The exercise. Report all lines from the entries below in which "Уренгой" appears.

Data shown.
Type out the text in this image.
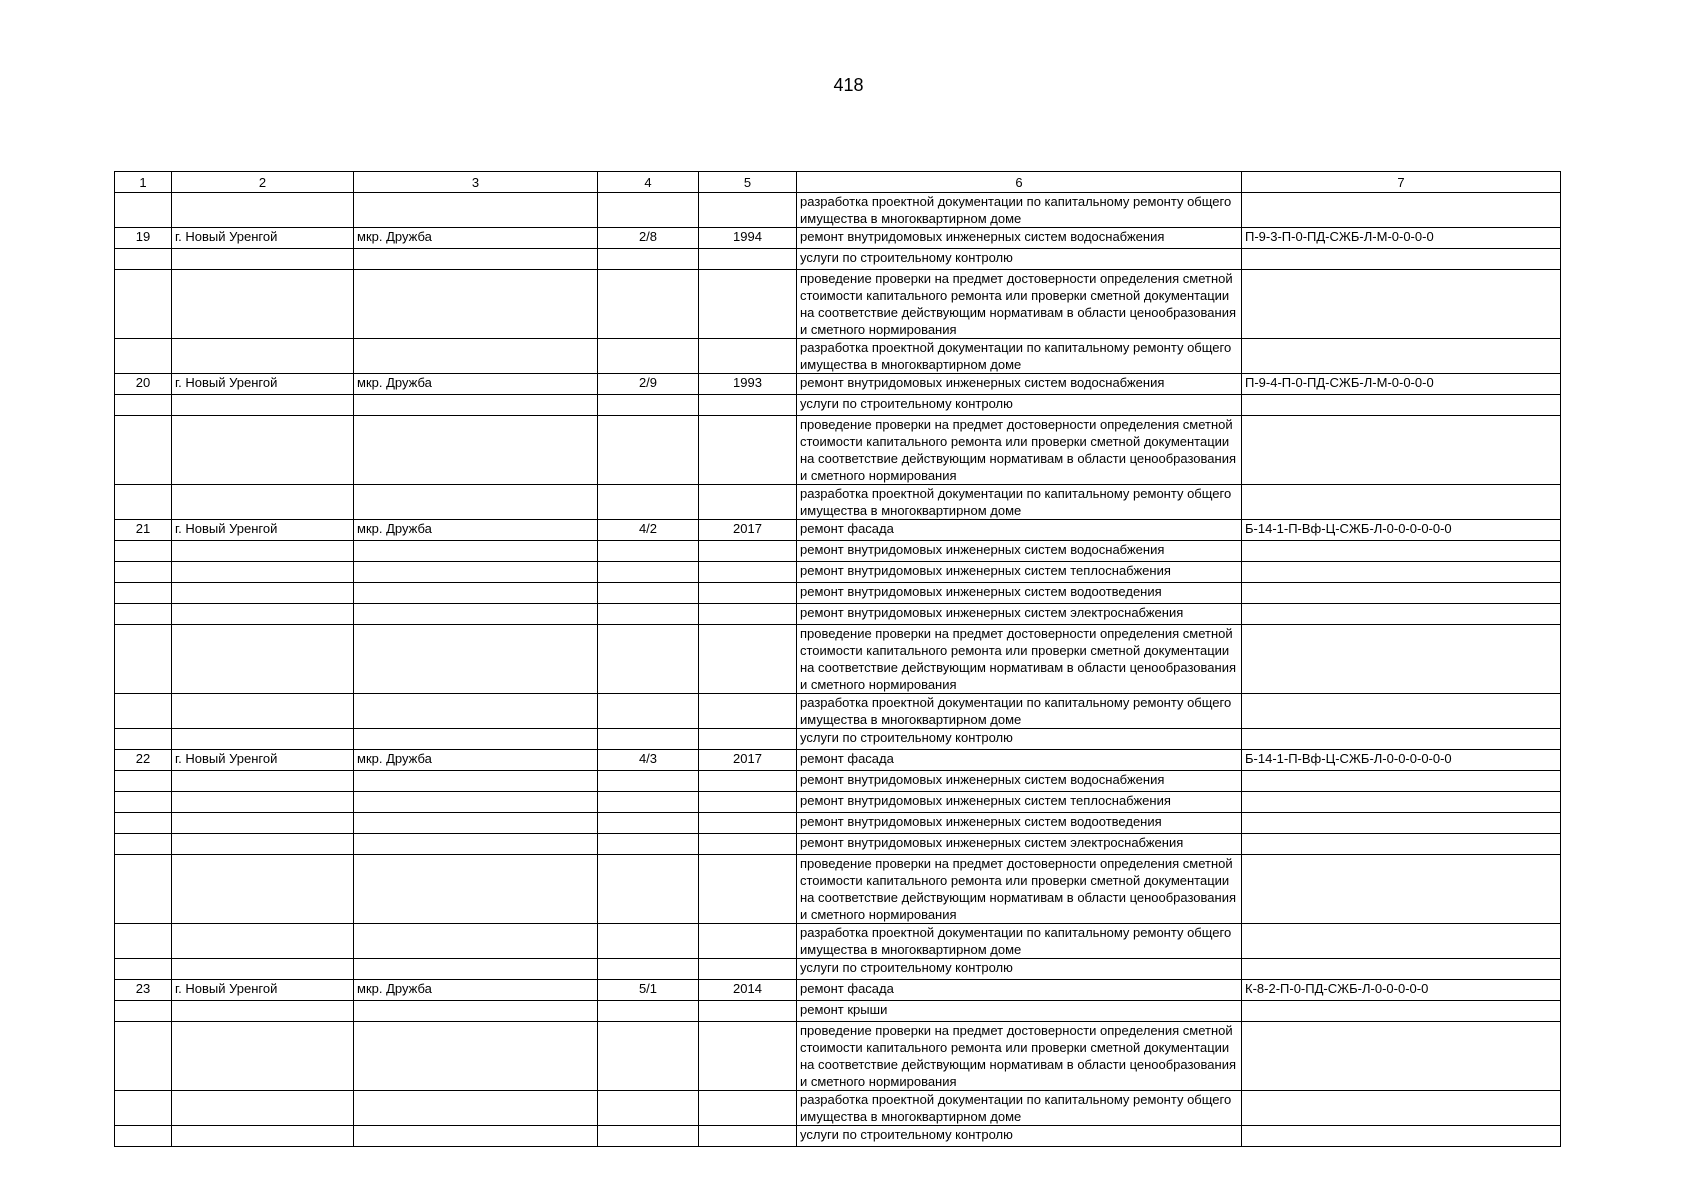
418
1	2	3	4	5	6	7
					разработка проектной документации по капитальному ремонту общего имущества в многоквартирном доме	
19	г. Новый Уренгой	мкр. Дружба	2/8	1994	ремонт внутридомовых инженерных систем водоснабжения	П-9-3-П-0-ПД-СЖБ-Л-М-0-0-0-0
					услуги по строительному контролю	
					проведение проверки на предмет достоверности определения сметной стоимости капитального ремонта или проверки сметной документации на соответствие действующим нормативам в области ценообразования и сметного нормирования	
					разработка проектной документации по капитальному ремонту общего имущества в многоквартирном доме	
20	г. Новый Уренгой	мкр. Дружба	2/9	1993	ремонт внутридомовых инженерных систем водоснабжения	П-9-4-П-0-ПД-СЖБ-Л-М-0-0-0-0
					услуги по строительному контролю	
					проведение проверки на предмет достоверности определения сметной стоимости капитального ремонта или проверки сметной документации на соответствие действующим нормативам в области ценообразования и сметного нормирования	
					разработка проектной документации по капитальному ремонту общего имущества в многоквартирном доме	
21	г. Новый Уренгой	мкр. Дружба	4/2	2017	ремонт фасада	Б-14-1-П-Вф-Ц-СЖБ-Л-0-0-0-0-0-0
					ремонт внутридомовых инженерных систем водоснабжения	
					ремонт внутридомовых инженерных систем теплоснабжения	
					ремонт внутридомовых инженерных систем водоотведения	
					ремонт внутридомовых инженерных систем электроснабжения	
					проведение проверки на предмет достоверности определения сметной стоимости капитального ремонта или проверки сметной документации на соответствие действующим нормативам в области ценообразования и сметного нормирования	
					разработка проектной документации по капитальному ремонту общего имущества в многоквартирном доме	
					услуги по строительному контролю	
22	г. Новый Уренгой	мкр. Дружба	4/3	2017	ремонт фасада	Б-14-1-П-Вф-Ц-СЖБ-Л-0-0-0-0-0-0
					ремонт внутридомовых инженерных систем водоснабжения	
					ремонт внутридомовых инженерных систем теплоснабжения	
					ремонт внутридомовых инженерных систем водоотведения	
					ремонт внутридомовых инженерных систем электроснабжения	
					проведение проверки на предмет достоверности определения сметной стоимости капитального ремонта или проверки сметной документации на соответствие действующим нормативам в области ценообразования и сметного нормирования	
					разработка проектной документации по капитальному ремонту общего имущества в многоквартирном доме	
					услуги по строительному контролю	
23	г. Новый Уренгой	мкр. Дружба	5/1	2014	ремонт фасада	К-8-2-П-0-ПД-СЖБ-Л-0-0-0-0-0
					ремонт крыши	
					проведение проверки на предмет достоверности определения сметной стоимости капитального ремонта или проверки сметной документации на соответствие действующим нормативам в области ценообразования и сметного нормирования	
					разработка проектной документации по капитальному ремонту общего имущества в многоквартирном доме	
					услуги по строительному контролю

Final answer.
19	г. Новый Уренгой	мкр. Дружба	2/8	1994	ремонт внутридомовых инженерных систем водоснабжения	П-9-3-П-0-ПД-СЖБ-Л-М-0-0-0-0
20	г. Новый Уренгой	мкр. Дружба	2/9	1993	ремонт внутридомовых инженерных систем водоснабжения	П-9-4-П-0-ПД-СЖБ-Л-М-0-0-0-0
21	г. Новый Уренгой	мкр. Дружба	4/2	2017	ремонт фасада	Б-14-1-П-Вф-Ц-СЖБ-Л-0-0-0-0-0-0
22	г. Новый Уренгой	мкр. Дружба	4/3	2017	ремонт фасада	Б-14-1-П-Вф-Ц-СЖБ-Л-0-0-0-0-0-0
23	г. Новый Уренгой	мкр. Дружба	5/1	2014	ремонт фасада	К-8-2-П-0-ПД-СЖБ-Л-0-0-0-0-0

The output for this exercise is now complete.